Golden Gate Fields has filed a lawsuit against Direct Action Everywhere, the anti-racing group whose members disrupted racing at the Northern California track March 4 by laying on the track surface before its races were set to begin.
The suit, filed March 9 in Alameda County Superior Court and first reported by The Mercury News, seeks to prevent members of the activist group from trespassing at the track and asks for damages from loss of revenue and goodwill. The protest, in which four individuals laid on the track and locked arms strengthened by PVC pipe, resulted in the cancellation of the day's first race and delayed six other races by more than six hours.
The protest was live-streamed on social media by Direct Action Everywhere, which also had representatives outside the gates of the track carrying signs in opposition to racing. A representative of the group said on the live stream that the action was in response to a high number of fatalities at the track.
Six horses, one of them a pony, have died at Golden Gate this year, according to California Horse Racing Board statistics. Four of those fatalities occurred after training, two from "other" causes, which can include barn accidents and from ailments such as colic.
Last year, Golden Gate had 27 fatalities, second highest in the state behind Los Alamitos Race Course in Southern California. Nineteen of its 2020 fatalities were related to training or racing, according to CHRB statistics.
Smoke flares were also ignited at the scene of the March 4 protest. During the protest's most chaotic hours, the suit alleges 200 COVID-19 vaccine appointments scheduled at a clinic at the track were canceled.

________________________

→ Questions on the material
(a) List every count of horse deaths that the Golden Gate Fields article reports, along with what each count refers to.
(b) Please echo the Golden Gate Fields article, starting at "The protest was" and ending at "to CHRB statistics.".
(c) Write what comes next in the Golden Gate Fields article, picking up after its final sentence.
These rows have no connection to the Golden Gate Fields article.

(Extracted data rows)

________________________

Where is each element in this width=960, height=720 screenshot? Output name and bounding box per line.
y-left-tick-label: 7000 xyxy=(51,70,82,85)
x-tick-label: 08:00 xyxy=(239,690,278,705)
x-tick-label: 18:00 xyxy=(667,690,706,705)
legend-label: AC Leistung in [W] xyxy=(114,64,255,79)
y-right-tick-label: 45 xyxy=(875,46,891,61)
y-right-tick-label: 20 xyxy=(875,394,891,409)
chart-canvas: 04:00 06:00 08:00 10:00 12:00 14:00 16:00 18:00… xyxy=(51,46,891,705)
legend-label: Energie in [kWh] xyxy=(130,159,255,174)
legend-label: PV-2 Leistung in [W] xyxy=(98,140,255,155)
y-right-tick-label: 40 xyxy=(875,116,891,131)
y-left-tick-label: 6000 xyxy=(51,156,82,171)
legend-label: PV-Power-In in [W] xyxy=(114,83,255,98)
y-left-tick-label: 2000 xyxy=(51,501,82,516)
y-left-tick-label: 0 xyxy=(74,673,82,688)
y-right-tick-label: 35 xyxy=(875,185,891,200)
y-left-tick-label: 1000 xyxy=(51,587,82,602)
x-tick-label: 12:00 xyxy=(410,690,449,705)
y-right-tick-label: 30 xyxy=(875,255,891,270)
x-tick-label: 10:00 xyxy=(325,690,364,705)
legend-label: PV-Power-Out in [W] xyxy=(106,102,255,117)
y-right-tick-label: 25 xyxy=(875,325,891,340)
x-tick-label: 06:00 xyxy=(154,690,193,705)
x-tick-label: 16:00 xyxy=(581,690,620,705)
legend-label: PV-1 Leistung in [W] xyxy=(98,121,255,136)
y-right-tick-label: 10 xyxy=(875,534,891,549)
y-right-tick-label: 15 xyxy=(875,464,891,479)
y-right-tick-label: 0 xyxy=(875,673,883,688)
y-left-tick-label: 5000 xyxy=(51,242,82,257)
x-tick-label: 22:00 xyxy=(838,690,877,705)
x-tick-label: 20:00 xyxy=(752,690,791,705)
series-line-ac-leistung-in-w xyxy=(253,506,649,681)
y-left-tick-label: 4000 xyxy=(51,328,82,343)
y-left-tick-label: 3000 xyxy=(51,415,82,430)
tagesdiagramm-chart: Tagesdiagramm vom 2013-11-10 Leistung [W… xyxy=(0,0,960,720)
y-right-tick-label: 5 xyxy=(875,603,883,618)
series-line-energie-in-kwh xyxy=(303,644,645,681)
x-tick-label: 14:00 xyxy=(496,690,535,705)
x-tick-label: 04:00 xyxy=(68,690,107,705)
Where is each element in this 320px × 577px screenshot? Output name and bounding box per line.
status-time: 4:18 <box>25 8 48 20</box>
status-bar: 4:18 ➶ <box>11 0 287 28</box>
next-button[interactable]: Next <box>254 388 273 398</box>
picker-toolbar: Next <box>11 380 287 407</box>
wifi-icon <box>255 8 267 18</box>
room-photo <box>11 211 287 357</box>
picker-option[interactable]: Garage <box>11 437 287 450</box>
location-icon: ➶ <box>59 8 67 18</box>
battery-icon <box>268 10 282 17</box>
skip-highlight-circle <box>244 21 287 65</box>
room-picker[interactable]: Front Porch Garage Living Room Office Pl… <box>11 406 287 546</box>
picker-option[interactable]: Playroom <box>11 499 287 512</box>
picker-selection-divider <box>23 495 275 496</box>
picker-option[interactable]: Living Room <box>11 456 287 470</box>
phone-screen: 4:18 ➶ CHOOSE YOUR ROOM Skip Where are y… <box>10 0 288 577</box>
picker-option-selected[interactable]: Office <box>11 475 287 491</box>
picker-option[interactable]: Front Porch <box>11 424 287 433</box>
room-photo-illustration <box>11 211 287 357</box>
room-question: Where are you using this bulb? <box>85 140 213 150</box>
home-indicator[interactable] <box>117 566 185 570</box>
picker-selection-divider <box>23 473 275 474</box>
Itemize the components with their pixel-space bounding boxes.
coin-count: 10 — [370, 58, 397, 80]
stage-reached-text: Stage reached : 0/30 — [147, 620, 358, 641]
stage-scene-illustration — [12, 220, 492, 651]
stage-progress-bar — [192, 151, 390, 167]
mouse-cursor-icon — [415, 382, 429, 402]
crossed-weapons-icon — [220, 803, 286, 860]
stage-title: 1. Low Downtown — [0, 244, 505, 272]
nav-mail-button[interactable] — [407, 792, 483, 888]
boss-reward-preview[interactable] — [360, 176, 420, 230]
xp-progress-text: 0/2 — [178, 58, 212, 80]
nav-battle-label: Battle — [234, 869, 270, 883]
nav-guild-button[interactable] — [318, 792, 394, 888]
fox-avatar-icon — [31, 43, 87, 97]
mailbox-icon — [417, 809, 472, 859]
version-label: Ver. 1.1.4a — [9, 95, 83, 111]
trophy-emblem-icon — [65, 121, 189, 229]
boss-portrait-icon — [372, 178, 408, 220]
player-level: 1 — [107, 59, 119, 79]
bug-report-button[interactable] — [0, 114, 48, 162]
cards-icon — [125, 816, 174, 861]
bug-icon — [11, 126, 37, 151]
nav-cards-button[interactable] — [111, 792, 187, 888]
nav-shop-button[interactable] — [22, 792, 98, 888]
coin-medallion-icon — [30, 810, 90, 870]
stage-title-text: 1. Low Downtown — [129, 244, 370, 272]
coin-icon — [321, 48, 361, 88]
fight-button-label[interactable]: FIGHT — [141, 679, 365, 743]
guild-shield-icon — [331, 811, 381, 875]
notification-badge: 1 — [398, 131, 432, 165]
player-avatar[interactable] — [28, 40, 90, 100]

________________________

→ Results in order
(a)
- Six horses, one of them a pony, have died at Golden Gate this year.
- Four of those fatalities occurred after training.
- Two of them were from "other" causes.
- Golden Gate had 27 fatalities last year.
- Nineteen of its 2020 fatalities were related to training or racing.

(b)
The protest was live-streamed on social media by Direct Action Everywhere, which also had representatives outside the gates of the track carrying signs in opposition to racing. A representative of the group said on the live stream that the action was in response to a high number of fatalities at the track.
Six horses, one of them a pony, have died at Golden Gate this year, according to California Horse Racing Board statistics. Four of those fatalities occurred after training, two from "other" causes, which can include barn accidents and from ailments such as colic.
Last year, Golden Gate had 27 fatalities, second highest in the state behind Los Alamitos Race Course in Southern California. Nineteen of its 2020 fatalities were related to training or racing, according to CHRB statistics.

(c)
The four protesters, identified and listed as defendants in the lawsuit as Rachel Christina Ziegler, Rocky Ning Fan Chau, Omar Enrique Aicardi, and James Nicholas Crom, were later criminally charged, according to the suit.
The lawsuit states the defendants' "misconduct also risked the health of the horses" and suggests Direct Action Everywhere is "planning, and will continue, to engage in similar unlawful actions in the future until defendants achieve their stated goal of shutting down the horse racing business."
In addition to damages, the suit, filed by the firm of Allen Matkins Leck Gamble Mallory & Natsis, seeks injunction relief to prevent Direct Action Everywhere from trespassing. The suit has been assigned to Judge James Reilly in Alameda County Superior Court.
In the days the legal action was filed, Direct Action Everywhere has continued to circulate a petition calling for the end of racing at Golden Gate. In a March 18 tweet, they claim the suit is a means to try to "silence us but we won't stop fighting until Golden Gate Fields is shut down and the horses are safe."